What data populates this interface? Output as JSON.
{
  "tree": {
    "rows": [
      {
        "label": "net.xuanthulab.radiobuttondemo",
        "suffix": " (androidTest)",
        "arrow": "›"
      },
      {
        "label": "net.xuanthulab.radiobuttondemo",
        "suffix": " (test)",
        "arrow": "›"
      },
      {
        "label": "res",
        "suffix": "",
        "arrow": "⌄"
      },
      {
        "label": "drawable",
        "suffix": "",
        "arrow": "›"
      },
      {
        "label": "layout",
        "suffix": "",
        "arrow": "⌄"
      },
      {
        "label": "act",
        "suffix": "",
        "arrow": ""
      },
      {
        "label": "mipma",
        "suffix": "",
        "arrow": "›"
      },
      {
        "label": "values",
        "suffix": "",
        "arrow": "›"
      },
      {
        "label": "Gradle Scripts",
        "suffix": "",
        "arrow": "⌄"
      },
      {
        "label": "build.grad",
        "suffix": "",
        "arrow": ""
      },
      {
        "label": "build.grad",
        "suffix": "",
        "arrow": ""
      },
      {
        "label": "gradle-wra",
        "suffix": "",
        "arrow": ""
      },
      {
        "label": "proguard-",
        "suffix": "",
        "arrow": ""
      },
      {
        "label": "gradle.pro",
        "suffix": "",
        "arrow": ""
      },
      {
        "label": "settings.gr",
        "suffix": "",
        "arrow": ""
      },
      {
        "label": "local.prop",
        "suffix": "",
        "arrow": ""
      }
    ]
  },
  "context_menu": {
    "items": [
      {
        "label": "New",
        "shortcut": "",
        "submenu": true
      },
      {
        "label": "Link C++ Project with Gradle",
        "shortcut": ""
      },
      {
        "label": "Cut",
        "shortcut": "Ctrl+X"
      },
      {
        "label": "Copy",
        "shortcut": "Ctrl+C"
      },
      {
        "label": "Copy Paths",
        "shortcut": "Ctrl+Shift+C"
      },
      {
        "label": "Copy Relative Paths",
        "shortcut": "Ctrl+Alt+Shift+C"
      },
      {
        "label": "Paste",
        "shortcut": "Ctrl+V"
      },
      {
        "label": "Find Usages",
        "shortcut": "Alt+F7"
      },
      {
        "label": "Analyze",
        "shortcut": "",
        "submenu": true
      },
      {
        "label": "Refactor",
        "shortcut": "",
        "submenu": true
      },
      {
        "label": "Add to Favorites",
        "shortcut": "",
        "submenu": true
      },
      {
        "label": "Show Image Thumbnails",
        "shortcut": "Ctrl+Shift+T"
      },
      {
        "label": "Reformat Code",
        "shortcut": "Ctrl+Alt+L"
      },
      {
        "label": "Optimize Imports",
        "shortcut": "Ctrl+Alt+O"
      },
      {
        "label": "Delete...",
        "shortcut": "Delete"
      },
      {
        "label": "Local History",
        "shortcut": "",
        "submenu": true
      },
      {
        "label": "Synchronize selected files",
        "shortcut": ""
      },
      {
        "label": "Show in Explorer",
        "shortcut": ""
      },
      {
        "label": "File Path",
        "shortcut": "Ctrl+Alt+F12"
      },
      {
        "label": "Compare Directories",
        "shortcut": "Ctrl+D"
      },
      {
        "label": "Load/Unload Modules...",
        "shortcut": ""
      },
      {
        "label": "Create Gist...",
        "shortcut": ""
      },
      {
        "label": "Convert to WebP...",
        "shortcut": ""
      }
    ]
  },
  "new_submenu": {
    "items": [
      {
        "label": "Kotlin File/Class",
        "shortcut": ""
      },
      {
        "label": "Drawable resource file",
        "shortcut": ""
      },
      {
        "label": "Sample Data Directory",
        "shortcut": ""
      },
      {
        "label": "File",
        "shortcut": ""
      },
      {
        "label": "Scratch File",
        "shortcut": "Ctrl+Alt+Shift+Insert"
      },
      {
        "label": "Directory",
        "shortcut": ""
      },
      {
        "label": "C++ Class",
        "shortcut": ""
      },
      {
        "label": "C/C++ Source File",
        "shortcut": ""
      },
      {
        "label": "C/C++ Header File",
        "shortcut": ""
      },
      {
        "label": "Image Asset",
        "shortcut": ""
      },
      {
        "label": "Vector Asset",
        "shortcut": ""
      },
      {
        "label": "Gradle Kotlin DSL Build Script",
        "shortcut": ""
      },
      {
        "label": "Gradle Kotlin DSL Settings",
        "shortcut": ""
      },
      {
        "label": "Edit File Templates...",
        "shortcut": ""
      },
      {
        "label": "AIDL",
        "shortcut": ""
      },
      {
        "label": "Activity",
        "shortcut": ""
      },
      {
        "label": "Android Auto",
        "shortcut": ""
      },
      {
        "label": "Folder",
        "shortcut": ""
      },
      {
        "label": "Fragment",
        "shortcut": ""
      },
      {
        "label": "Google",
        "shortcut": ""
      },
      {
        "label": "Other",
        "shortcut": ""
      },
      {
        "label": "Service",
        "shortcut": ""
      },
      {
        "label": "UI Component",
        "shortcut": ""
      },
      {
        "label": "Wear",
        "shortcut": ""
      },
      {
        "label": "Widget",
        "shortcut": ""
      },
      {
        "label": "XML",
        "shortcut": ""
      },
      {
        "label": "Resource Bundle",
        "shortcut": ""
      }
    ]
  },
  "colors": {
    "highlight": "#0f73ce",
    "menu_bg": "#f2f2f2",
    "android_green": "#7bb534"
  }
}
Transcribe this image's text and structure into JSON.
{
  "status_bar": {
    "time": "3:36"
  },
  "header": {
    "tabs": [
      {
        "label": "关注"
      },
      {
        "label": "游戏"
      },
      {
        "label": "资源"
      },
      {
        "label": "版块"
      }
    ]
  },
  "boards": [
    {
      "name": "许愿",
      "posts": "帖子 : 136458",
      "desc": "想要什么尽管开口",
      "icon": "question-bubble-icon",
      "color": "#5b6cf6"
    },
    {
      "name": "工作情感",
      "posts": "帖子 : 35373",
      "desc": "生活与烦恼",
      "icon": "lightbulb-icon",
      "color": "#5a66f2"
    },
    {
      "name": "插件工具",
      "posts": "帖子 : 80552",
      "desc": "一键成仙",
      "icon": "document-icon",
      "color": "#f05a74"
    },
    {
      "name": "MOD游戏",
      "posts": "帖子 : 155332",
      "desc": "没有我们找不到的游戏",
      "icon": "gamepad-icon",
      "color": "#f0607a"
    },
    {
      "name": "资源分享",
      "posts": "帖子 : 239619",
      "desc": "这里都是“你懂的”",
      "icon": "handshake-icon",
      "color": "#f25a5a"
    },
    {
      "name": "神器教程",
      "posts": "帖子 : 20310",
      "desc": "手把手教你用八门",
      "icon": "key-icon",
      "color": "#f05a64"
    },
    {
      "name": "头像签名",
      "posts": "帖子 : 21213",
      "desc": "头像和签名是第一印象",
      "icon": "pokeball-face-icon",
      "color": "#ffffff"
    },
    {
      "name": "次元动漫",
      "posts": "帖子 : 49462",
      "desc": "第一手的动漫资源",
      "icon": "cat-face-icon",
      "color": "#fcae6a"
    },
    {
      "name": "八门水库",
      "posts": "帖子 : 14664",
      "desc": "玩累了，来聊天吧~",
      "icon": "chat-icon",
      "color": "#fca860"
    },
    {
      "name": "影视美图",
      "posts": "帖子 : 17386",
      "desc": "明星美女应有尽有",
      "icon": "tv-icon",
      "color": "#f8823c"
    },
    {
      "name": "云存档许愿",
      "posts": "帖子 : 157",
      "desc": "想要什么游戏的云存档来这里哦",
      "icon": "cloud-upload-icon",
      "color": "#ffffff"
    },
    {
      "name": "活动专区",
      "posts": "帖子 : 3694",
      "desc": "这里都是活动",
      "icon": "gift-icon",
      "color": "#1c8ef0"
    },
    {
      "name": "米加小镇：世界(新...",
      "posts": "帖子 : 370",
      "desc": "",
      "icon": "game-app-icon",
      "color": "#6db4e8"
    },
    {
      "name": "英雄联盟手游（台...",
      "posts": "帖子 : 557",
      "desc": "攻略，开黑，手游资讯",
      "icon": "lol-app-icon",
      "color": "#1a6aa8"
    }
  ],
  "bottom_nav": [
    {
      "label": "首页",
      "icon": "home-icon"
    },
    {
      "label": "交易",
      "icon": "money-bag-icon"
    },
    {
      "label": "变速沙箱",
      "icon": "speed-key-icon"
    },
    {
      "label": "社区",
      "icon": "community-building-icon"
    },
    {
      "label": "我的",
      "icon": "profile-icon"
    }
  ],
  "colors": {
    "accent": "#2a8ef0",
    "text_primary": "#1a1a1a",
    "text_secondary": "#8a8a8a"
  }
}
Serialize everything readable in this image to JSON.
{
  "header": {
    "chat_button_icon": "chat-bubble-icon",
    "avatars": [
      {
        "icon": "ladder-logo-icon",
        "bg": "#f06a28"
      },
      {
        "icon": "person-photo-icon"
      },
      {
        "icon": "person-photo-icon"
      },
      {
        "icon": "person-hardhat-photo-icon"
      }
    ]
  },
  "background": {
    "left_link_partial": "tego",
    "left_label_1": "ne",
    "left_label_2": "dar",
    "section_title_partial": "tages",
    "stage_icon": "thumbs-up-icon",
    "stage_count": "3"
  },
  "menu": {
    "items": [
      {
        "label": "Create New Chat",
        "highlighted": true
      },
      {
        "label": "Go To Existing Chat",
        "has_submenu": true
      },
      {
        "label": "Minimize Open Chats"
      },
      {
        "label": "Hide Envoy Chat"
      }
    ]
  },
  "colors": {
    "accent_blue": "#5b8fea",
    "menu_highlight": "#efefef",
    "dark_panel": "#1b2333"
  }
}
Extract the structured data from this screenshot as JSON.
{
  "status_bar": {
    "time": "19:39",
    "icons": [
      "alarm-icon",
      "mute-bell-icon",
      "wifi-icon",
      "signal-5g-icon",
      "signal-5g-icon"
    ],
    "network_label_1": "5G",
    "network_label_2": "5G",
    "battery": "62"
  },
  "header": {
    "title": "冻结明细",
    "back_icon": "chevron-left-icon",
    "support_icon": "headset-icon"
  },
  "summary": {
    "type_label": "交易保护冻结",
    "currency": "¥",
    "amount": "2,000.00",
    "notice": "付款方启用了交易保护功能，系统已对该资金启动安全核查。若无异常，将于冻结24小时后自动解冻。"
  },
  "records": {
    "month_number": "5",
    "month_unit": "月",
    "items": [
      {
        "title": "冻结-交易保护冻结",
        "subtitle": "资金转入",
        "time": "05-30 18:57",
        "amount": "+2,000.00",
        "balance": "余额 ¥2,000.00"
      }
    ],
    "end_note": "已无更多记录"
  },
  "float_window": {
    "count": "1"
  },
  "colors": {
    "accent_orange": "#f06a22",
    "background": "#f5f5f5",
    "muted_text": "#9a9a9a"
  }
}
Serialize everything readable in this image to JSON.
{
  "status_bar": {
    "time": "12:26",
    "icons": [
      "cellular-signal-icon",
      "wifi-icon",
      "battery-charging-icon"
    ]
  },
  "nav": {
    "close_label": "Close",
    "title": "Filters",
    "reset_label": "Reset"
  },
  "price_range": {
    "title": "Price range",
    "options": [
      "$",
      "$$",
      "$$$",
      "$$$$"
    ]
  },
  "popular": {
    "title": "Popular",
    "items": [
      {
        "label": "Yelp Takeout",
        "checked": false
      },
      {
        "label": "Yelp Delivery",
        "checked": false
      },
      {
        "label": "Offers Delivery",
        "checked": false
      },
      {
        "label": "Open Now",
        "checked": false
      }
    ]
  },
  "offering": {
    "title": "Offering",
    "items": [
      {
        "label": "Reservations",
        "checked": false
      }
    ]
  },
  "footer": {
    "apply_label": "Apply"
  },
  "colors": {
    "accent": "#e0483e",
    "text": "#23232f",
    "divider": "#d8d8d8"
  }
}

### WHAT IS ASKED
Check each line above for the string "Open", then copy the ones that have it.

### RESPONSE
        "label": "Minimize Open Chats"
        "label": "Open Now",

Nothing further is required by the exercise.